Scan the records for the word "text". Copy each line that includes it.

- INPUT ROWS
**********

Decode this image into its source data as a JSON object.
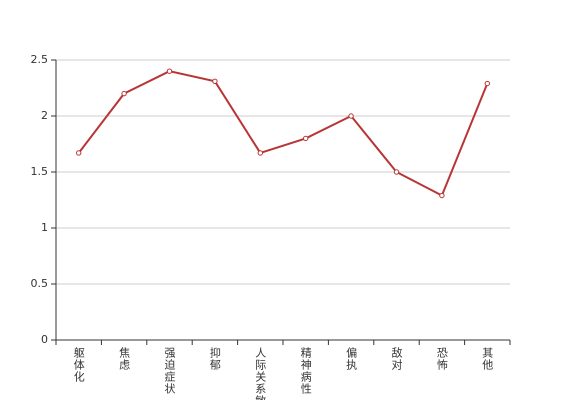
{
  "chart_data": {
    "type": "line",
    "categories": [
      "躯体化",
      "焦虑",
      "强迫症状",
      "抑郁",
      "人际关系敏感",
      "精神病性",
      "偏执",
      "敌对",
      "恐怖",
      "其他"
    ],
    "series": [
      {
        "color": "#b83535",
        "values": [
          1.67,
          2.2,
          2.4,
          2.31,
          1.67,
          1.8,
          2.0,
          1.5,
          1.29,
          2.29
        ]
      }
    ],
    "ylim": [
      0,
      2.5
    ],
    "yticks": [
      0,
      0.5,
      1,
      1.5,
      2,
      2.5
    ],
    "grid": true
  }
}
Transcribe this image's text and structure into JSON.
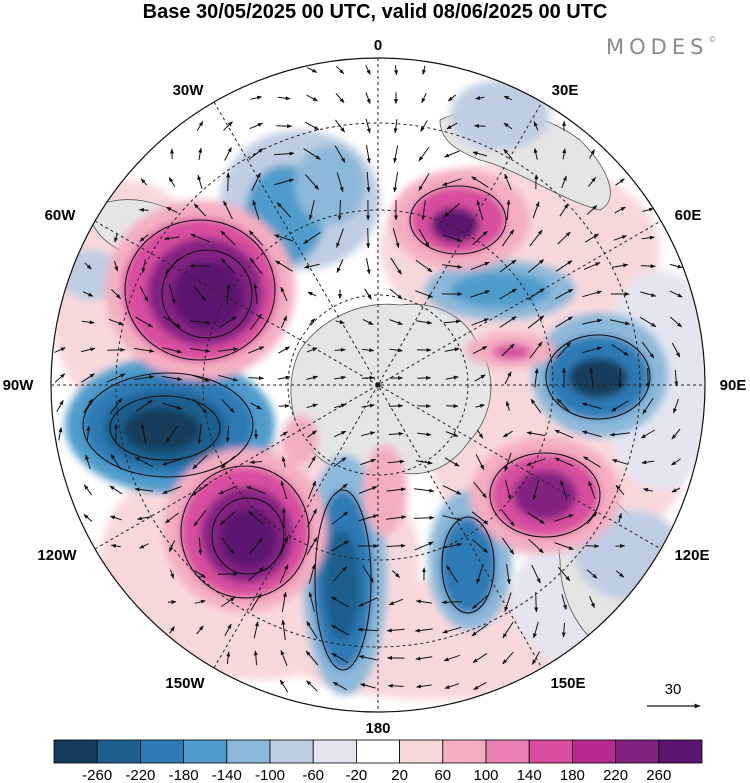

**********

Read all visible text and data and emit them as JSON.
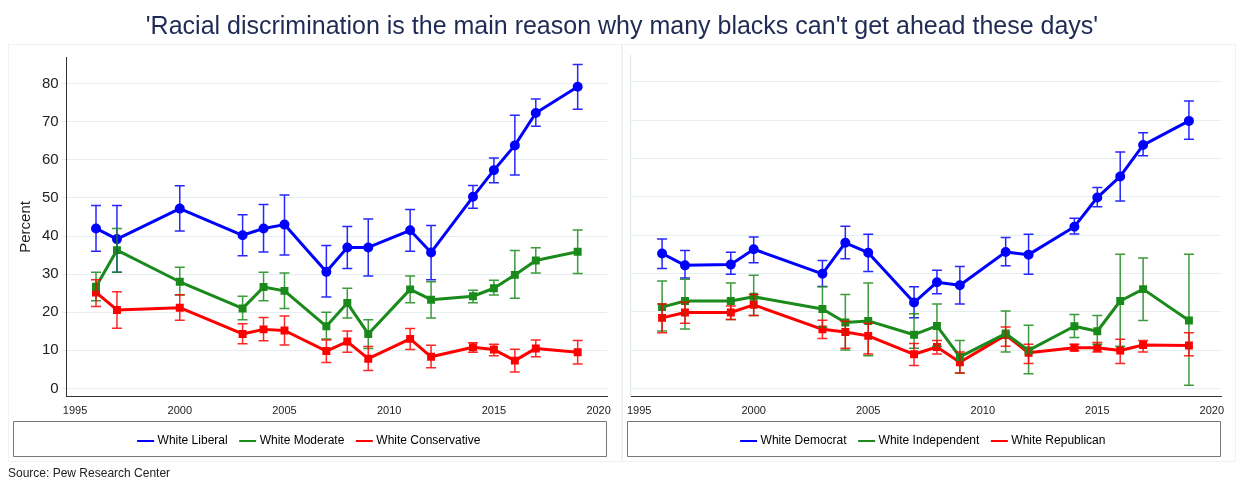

**********

- SOLUTION FOR THIS TASK
Transcribe this image's text and structure into JSON.
Read all visible text and data and emit them as JSON.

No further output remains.